How many lines hold the string "object"? Give only the number.

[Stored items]
○ ○ ○ ○
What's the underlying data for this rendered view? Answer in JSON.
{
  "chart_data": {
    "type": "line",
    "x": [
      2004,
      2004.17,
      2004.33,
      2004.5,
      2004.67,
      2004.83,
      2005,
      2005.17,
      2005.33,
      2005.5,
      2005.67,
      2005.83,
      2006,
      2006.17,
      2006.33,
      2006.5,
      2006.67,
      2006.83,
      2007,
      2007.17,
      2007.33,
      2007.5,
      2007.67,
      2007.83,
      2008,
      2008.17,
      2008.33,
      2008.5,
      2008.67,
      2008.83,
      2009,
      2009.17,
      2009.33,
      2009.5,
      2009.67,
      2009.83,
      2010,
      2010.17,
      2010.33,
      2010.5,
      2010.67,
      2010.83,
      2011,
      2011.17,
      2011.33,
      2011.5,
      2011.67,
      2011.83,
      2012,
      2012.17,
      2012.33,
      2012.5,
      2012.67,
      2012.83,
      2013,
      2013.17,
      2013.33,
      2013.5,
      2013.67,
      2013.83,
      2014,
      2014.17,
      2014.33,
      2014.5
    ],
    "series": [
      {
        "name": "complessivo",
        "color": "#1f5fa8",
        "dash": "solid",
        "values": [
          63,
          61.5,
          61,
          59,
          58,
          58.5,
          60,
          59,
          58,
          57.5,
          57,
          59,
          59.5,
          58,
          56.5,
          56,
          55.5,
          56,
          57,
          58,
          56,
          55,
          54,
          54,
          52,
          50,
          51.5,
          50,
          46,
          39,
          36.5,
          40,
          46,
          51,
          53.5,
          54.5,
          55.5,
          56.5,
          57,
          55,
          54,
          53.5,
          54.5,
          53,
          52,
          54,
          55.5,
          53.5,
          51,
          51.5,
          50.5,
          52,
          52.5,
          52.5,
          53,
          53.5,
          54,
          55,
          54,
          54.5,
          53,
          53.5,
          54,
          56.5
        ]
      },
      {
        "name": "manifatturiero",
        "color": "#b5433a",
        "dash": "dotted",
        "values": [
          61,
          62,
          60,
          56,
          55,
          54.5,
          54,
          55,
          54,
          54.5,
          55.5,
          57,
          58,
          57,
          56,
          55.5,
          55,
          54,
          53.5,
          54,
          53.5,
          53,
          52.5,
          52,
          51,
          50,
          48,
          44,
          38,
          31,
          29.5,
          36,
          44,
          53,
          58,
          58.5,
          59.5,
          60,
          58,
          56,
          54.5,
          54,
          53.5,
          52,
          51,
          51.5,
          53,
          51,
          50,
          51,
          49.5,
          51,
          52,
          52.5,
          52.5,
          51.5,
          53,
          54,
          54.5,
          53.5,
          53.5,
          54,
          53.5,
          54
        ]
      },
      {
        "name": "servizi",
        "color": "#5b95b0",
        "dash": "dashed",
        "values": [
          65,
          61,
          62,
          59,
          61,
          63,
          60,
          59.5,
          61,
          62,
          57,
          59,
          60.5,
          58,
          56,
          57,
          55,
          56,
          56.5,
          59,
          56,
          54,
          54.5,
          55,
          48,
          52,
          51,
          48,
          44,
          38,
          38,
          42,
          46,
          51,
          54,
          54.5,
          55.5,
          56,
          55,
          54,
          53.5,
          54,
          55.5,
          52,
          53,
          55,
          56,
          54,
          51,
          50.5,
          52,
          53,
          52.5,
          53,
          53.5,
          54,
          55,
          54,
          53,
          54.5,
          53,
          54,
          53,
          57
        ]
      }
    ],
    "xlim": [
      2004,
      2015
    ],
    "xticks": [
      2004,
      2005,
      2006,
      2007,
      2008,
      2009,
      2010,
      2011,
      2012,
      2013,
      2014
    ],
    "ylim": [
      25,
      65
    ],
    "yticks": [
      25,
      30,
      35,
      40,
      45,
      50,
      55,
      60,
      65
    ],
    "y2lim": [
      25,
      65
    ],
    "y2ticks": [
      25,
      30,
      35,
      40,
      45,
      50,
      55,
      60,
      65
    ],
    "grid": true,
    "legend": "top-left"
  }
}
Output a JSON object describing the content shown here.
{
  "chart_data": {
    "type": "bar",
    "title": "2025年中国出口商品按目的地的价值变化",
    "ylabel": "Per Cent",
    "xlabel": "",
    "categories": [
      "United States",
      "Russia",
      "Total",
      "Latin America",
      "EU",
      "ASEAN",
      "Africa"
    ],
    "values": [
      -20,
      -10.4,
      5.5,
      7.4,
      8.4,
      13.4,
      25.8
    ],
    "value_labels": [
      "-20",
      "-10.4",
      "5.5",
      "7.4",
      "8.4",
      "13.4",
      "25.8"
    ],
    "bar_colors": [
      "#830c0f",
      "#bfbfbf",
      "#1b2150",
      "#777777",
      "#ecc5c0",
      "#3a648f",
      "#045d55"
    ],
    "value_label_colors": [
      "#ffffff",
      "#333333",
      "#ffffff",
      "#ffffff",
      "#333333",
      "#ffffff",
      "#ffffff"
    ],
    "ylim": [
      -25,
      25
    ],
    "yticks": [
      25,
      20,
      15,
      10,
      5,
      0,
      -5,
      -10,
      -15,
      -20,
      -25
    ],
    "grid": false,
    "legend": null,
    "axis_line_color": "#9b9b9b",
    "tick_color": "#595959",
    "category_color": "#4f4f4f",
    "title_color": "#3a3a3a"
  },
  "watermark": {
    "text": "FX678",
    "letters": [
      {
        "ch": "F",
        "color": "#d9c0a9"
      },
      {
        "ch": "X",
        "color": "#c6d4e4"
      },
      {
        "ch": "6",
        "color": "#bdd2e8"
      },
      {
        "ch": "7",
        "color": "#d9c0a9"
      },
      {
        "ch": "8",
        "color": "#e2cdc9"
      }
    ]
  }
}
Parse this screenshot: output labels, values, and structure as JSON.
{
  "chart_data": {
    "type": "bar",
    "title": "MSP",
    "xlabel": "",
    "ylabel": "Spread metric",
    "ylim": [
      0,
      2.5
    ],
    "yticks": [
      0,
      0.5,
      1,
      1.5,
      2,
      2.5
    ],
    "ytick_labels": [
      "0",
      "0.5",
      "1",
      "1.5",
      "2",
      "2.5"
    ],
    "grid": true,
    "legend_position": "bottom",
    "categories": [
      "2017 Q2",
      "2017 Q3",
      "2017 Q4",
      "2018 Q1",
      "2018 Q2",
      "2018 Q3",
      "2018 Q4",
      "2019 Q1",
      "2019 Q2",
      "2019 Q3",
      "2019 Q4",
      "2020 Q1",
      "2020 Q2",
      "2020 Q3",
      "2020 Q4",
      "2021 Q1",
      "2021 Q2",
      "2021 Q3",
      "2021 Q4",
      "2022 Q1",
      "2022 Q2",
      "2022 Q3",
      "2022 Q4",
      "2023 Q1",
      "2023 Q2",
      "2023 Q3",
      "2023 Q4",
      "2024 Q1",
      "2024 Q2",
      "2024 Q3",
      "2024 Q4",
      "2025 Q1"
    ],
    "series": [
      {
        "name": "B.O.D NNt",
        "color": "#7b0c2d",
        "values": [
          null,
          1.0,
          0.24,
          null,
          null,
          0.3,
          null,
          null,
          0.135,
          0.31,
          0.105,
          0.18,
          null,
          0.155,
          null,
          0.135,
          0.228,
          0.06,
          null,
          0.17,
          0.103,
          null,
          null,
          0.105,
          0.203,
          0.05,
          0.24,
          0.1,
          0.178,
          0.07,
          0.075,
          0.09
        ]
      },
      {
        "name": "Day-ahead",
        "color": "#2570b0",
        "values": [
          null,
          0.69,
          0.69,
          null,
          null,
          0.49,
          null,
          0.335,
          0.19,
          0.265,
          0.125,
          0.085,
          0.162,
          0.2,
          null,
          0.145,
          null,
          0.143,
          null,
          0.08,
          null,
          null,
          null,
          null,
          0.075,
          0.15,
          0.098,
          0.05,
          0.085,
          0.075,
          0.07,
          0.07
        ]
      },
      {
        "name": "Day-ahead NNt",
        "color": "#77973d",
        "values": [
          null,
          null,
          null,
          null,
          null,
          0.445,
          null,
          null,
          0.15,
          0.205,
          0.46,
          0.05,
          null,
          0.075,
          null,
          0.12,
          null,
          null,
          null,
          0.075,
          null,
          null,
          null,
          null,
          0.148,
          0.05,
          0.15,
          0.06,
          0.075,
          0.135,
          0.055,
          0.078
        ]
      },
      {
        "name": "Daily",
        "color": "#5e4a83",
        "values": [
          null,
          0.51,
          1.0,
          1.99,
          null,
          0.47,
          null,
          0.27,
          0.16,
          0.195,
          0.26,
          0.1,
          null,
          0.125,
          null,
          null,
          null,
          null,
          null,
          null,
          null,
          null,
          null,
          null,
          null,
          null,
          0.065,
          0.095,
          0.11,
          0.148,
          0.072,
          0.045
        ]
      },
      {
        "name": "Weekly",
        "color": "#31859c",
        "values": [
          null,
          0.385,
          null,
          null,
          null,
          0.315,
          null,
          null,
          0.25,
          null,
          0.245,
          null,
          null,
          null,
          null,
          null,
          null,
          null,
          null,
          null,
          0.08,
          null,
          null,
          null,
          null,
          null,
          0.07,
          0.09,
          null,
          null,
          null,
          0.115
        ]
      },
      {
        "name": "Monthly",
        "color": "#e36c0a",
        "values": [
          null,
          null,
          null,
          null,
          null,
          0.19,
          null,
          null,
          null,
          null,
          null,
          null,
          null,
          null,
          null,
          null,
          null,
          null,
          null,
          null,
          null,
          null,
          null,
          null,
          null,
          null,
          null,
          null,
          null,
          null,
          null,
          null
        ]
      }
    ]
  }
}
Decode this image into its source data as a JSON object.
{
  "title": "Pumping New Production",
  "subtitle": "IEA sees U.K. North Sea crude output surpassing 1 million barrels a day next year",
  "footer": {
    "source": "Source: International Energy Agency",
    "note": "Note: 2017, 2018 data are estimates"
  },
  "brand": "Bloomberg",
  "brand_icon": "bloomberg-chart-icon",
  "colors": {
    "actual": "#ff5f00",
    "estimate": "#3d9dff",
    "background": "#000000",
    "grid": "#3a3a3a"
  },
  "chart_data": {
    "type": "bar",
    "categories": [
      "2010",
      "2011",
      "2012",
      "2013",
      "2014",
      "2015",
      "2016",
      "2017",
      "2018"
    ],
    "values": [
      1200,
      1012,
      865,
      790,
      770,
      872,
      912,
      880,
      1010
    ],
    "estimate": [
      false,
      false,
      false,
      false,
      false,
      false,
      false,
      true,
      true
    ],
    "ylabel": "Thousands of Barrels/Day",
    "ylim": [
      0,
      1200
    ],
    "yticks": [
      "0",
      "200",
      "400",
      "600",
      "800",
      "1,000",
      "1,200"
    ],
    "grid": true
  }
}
○ ○ ○ ○
→ **FINAL RESULT**
2